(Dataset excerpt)
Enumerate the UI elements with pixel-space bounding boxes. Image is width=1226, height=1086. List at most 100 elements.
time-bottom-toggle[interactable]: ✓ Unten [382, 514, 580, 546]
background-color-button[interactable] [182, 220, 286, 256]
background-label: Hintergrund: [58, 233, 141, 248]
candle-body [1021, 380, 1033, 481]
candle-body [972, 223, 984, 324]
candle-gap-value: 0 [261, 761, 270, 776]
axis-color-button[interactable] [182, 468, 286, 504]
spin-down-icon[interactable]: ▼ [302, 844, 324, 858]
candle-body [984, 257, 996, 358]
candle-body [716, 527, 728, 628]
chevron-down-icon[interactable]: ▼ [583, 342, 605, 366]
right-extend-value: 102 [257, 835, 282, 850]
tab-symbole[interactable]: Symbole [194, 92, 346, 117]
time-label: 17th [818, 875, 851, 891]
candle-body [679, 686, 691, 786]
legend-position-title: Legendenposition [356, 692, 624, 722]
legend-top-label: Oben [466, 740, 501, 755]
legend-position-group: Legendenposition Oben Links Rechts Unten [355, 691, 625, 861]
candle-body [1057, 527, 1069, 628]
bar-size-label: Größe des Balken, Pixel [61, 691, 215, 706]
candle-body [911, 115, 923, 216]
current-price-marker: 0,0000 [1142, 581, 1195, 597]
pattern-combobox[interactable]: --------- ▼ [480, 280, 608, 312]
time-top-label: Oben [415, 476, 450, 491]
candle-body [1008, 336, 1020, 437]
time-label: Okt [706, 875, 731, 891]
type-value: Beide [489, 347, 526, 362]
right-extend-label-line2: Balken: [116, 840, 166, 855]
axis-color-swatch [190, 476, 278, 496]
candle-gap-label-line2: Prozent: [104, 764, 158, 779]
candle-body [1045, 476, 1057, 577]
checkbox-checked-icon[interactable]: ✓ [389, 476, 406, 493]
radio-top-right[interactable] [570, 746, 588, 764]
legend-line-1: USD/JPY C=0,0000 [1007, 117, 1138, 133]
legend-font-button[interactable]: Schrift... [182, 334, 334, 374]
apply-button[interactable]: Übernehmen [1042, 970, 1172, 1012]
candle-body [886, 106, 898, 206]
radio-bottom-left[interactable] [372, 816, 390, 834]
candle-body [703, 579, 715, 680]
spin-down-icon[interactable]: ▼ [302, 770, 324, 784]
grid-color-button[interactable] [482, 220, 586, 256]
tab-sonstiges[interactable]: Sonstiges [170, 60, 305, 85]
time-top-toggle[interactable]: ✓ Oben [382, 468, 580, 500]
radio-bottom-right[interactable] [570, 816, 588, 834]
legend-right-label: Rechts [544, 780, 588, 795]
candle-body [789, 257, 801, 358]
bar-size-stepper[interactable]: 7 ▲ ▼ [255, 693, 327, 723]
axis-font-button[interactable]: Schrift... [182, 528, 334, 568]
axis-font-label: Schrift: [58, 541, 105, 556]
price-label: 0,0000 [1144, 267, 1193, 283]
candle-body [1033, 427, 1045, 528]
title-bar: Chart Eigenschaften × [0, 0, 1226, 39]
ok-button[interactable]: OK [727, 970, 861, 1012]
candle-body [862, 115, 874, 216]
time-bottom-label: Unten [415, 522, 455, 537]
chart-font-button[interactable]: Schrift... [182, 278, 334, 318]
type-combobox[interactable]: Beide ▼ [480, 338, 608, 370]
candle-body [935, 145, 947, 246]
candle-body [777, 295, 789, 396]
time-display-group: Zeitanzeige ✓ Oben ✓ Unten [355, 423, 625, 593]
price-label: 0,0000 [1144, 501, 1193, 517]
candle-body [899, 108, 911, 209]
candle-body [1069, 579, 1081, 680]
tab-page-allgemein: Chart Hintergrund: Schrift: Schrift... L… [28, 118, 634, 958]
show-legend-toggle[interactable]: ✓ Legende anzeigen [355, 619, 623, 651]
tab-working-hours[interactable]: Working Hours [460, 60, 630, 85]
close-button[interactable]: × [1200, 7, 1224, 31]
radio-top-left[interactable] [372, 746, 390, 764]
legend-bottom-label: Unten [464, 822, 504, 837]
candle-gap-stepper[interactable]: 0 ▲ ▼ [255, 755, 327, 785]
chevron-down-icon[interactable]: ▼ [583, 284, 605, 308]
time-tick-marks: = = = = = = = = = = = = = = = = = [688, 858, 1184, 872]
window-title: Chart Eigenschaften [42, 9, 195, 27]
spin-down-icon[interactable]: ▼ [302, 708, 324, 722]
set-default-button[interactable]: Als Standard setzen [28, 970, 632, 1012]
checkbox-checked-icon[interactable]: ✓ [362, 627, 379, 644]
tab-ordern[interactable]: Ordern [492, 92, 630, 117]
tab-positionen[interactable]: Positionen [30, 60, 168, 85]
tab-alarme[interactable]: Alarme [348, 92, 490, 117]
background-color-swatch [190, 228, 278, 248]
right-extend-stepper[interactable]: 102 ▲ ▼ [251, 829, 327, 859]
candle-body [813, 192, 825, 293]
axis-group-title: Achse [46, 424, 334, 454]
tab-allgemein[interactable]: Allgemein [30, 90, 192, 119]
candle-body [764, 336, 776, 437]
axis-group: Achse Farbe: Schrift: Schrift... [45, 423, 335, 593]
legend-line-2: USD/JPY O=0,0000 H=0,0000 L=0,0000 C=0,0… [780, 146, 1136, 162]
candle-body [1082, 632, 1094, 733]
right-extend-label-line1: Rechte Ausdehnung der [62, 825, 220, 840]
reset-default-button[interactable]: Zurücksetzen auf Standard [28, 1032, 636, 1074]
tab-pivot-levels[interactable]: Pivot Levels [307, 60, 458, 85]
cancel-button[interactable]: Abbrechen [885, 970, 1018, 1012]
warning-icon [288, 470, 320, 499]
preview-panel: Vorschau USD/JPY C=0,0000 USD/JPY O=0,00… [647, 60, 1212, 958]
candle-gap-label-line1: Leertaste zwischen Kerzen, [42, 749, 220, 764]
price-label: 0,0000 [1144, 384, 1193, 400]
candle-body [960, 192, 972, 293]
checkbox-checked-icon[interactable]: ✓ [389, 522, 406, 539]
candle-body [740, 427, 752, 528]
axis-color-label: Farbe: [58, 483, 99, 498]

* _WORK INSTRUCTIONS_:
Switch "candle-body" to "candle-rect" throughout the data, and reproduce every line with nothing else altered.

* _CORRECT ANSWER_:
Enumerate the UI elements with pixel-space bounding boxes. Image is width=1226, height=1086. List at most 100 elements.
time-bottom-toggle[interactable]: ✓ Unten [382, 514, 580, 546]
background-color-button[interactable] [182, 220, 286, 256]
background-label: Hintergrund: [58, 233, 141, 248]
candle-rect [1021, 380, 1033, 481]
candle-rect [972, 223, 984, 324]
candle-gap-value: 0 [261, 761, 270, 776]
axis-color-button[interactable] [182, 468, 286, 504]
spin-down-icon[interactable]: ▼ [302, 844, 324, 858]
candle-rect [984, 257, 996, 358]
candle-rect [716, 527, 728, 628]
chevron-down-icon[interactable]: ▼ [583, 342, 605, 366]
right-extend-value: 102 [257, 835, 282, 850]
tab-symbole[interactable]: Symbole [194, 92, 346, 117]
time-label: 17th [818, 875, 851, 891]
candle-rect [679, 686, 691, 786]
legend-position-title: Legendenposition [356, 692, 624, 722]
legend-top-label: Oben [466, 740, 501, 755]
legend-position-group: Legendenposition Oben Links Rechts Unten [355, 691, 625, 861]
candle-rect [1057, 527, 1069, 628]
bar-size-label: Größe des Balken, Pixel [61, 691, 215, 706]
candle-rect [911, 115, 923, 216]
current-price-marker: 0,0000 [1142, 581, 1195, 597]
pattern-combobox[interactable]: --------- ▼ [480, 280, 608, 312]
time-top-label: Oben [415, 476, 450, 491]
candle-rect [1008, 336, 1020, 437]
time-label: Okt [706, 875, 731, 891]
type-value: Beide [489, 347, 526, 362]
right-extend-label-line2: Balken: [116, 840, 166, 855]
axis-color-swatch [190, 476, 278, 496]
candle-gap-label-line2: Prozent: [104, 764, 158, 779]
candle-rect [1045, 476, 1057, 577]
checkbox-checked-icon[interactable]: ✓ [389, 476, 406, 493]
radio-top-right[interactable] [570, 746, 588, 764]
legend-line-1: USD/JPY C=0,0000 [1007, 117, 1138, 133]
legend-font-button[interactable]: Schrift... [182, 334, 334, 374]
apply-button[interactable]: Übernehmen [1042, 970, 1172, 1012]
candle-rect [886, 106, 898, 206]
radio-bottom-left[interactable] [372, 816, 390, 834]
candle-rect [703, 579, 715, 680]
spin-down-icon[interactable]: ▼ [302, 770, 324, 784]
grid-color-button[interactable] [482, 220, 586, 256]
tab-sonstiges[interactable]: Sonstiges [170, 60, 305, 85]
time-top-toggle[interactable]: ✓ Oben [382, 468, 580, 500]
radio-bottom-right[interactable] [570, 816, 588, 834]
legend-right-label: Rechts [544, 780, 588, 795]
candle-rect [789, 257, 801, 358]
bar-size-stepper[interactable]: 7 ▲ ▼ [255, 693, 327, 723]
axis-font-button[interactable]: Schrift... [182, 528, 334, 568]
axis-font-label: Schrift: [58, 541, 105, 556]
price-label: 0,0000 [1144, 267, 1193, 283]
candle-rect [1033, 427, 1045, 528]
title-bar: Chart Eigenschaften × [0, 0, 1226, 39]
ok-button[interactable]: OK [727, 970, 861, 1012]
candle-rect [862, 115, 874, 216]
time-bottom-label: Unten [415, 522, 455, 537]
chart-font-button[interactable]: Schrift... [182, 278, 334, 318]
type-combobox[interactable]: Beide ▼ [480, 338, 608, 370]
candle-rect [935, 145, 947, 246]
candle-rect [777, 295, 789, 396]
time-display-group: Zeitanzeige ✓ Oben ✓ Unten [355, 423, 625, 593]
price-label: 0,0000 [1144, 501, 1193, 517]
candle-rect [899, 108, 911, 209]
candle-rect [1069, 579, 1081, 680]
tab-page-allgemein: Chart Hintergrund: Schrift: Schrift... L… [28, 118, 634, 958]
show-legend-toggle[interactable]: ✓ Legende anzeigen [355, 619, 623, 651]
tab-working-hours[interactable]: Working Hours [460, 60, 630, 85]
close-button[interactable]: × [1200, 7, 1224, 31]
radio-top-left[interactable] [372, 746, 390, 764]
legend-bottom-label: Unten [464, 822, 504, 837]
candle-gap-stepper[interactable]: 0 ▲ ▼ [255, 755, 327, 785]
chevron-down-icon[interactable]: ▼ [583, 284, 605, 308]
time-tick-marks: = = = = = = = = = = = = = = = = = [688, 858, 1184, 872]
window-title: Chart Eigenschaften [42, 9, 195, 27]
spin-down-icon[interactable]: ▼ [302, 708, 324, 722]
set-default-button[interactable]: Als Standard setzen [28, 970, 632, 1012]
checkbox-checked-icon[interactable]: ✓ [362, 627, 379, 644]
tab-ordern[interactable]: Ordern [492, 92, 630, 117]
tab-positionen[interactable]: Positionen [30, 60, 168, 85]
tab-alarme[interactable]: Alarme [348, 92, 490, 117]
background-color-swatch [190, 228, 278, 248]
right-extend-stepper[interactable]: 102 ▲ ▼ [251, 829, 327, 859]
candle-rect [813, 192, 825, 293]
axis-group-title: Achse [46, 424, 334, 454]
tab-allgemein[interactable]: Allgemein [30, 90, 192, 119]
candle-rect [764, 336, 776, 437]
axis-group: Achse Farbe: Schrift: Schrift... [45, 423, 335, 593]
legend-line-2: USD/JPY O=0,0000 H=0,0000 L=0,0000 C=0,0… [780, 146, 1136, 162]
candle-rect [1082, 632, 1094, 733]
right-extend-label-line1: Rechte Ausdehnung der [62, 825, 220, 840]
reset-default-button[interactable]: Zurücksetzen auf Standard [28, 1032, 636, 1074]
tab-pivot-levels[interactable]: Pivot Levels [307, 60, 458, 85]
cancel-button[interactable]: Abbrechen [885, 970, 1018, 1012]
warning-icon [288, 470, 320, 499]
preview-panel: Vorschau USD/JPY C=0,0000 USD/JPY O=0,00… [647, 60, 1212, 958]
candle-gap-label-line1: Leertaste zwischen Kerzen, [42, 749, 220, 764]
price-label: 0,0000 [1144, 384, 1193, 400]
candle-rect [960, 192, 972, 293]
checkbox-checked-icon[interactable]: ✓ [389, 522, 406, 539]
candle-rect [740, 427, 752, 528]
axis-color-label: Farbe: [58, 483, 99, 498]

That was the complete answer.